TRECHO DO TEXTO
........

Por que não devemos confundir militantes bolsonaristas com eleitores, apoiadores e simpatizantes de Bolsonaro

O imperativo democrático atual não é impedir que Bolsonaro tenha maioria em 2022 e sim impedir que o bolsonarismo ultrapasse 10% do eleitorado total antes de 2022. Dar de barato que o bolsonarismo já atingiu esses patamares nos descapacita para agir no sentido de evitar que ele os atinja e reduz a ação política necessária no presente a incertas tentativas de conseguir um candidato capaz de derrotá-lo no futuro. Isso seria um erro crasso. Bolsonaro tem de ser parado – removido do governo por meios pacíficos e legais ou constrangido a mudar de comportamento pela oposição e pela resistência democrática das instituições e da sociedade – agora, bem antes das próximas eleições, antes que o bolsonarismo cresça além do patamar controlável pelo processo democrático.

Republicamos abaixo, com alguns comentários, dois artigos recentes sobre o governo Bolsonaro e o bolsonarismo, de autoria de Wilson Gomes e Maria Hermínia Tavares de Almeida.

O artigo de Wilson Gomes (16/08/2019), intitulado O circuito da defesa de Bolsonaro, é excelente. Ele acerta em muitas coisas. Como já é comum, porém, erra na avaliação do tamanho do bolsonarismo. Não há 25% de bolsonaristas na população: há, no máximo, 10% entre os eleitores de Bolsonaro em 2018. Tirando crianças e pessoas muito jovens isso corresponderia a quase 40 milhões de pessoas. É improvável que um movimento político – em qualquer lugar do mundo ou época da história – consiga arregimentar tal número de ativistas, que não devem ser confundidos com eleitores, apoiadores e simpatizantes. Numa conjuntura polarizada é possível, sim, ter um número até bem maior de eleitores. Mas não de sectários. O fato do eleitor de Bolsonaro ainda não ter dado o braço a torcer e continuar apoiando-o, não significa que seja bolsonarista, militante full time, adepto da seita, propagador diuturno das fake news urdidas pela organização informal bolsonarista (é importante clicar neste link).

Pesquisas de opinião – feitas num clima eleitoral prorrogado e num ambiente de polarização – não podem captar o tamanho da seita. Podem captar, sim, o número de apoiadores e simpatizantes de Bolsonaro, mas não o de militantes.

Leiam o artigo de Wilson Gomes. Volto depois com o artigo de Maria Hermínia.

O circuito da defesa de Bolsonaro

Wilson Gomes, Cult, 16 de agosto de 2019

Dados aferidos reiteradamente por todas as pesquisas de opinião divulgadas nos últimos três meses mostram que a rejeição a Bolsonaro cresce em todos os segmentos da população. Mas o que passa despercebido a muita gente é que, por outro lado, o conjunto de apoiadores entusiasmados do governo não parece diminuir e estacionou em torno de 25%, talvez 30%. Isso significa que o caso de Bolsonaro se parece mais com a situação de Lula que com a de Temer. Este último, que já partiu de um patamar não muito alto de apoiadores, teve a sua taxa de aprovação minguando até que não lhe restassem mais que 3%. Já o Lula pós-prisão, embora tenha uma taxa de rejeição consistente, em torno de pelo menos 1/3 do eleitorado, também tem uma taxa de aprovação permanente, exatamente na mesma proporção.

........

MATERIAL DE ORIGEM

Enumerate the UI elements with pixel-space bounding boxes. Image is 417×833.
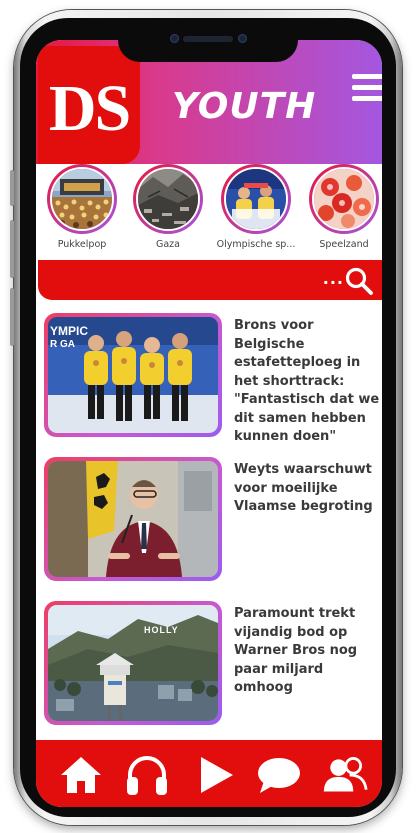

........

TAREFAS A FAZER
(1) Pode reescrever o trecho do texto sobre o bolsonarismo que vai de "Pesquisas de opinião –" até "de Maria Hermínia.", renomeando "seita" como "facção"?
(2) Segundo o texto sobre o bolsonarismo, por que seria um erro crasso dar de barato que o bolsonarismo já ultrapassou 10% do eleitorado total? Responda em até três frases.
Baseie-se somente no texto para responder.

RESPOSTAS COMPLETAS
(1)
Pesquisas de opinião – feitas num clima eleitoral prorrogado e num ambiente de polarização – não podem captar o tamanho da facção. Podem captar, sim, o número de apoiadores e simpatizantes de Bolsonaro, mas não o de militantes.

Leiam o artigo de Wilson Gomes. Volto depois com o artigo de Maria Hermínia.

(2) Porque admitir isso nos tiraria a capacidade de agir para evitar que o bolsonarismo atinja esses patamares. Além disso, reduziria a ação política necessária no presente a incertas tentativas de conseguir um candidato capaz de derrotá-lo no futuro.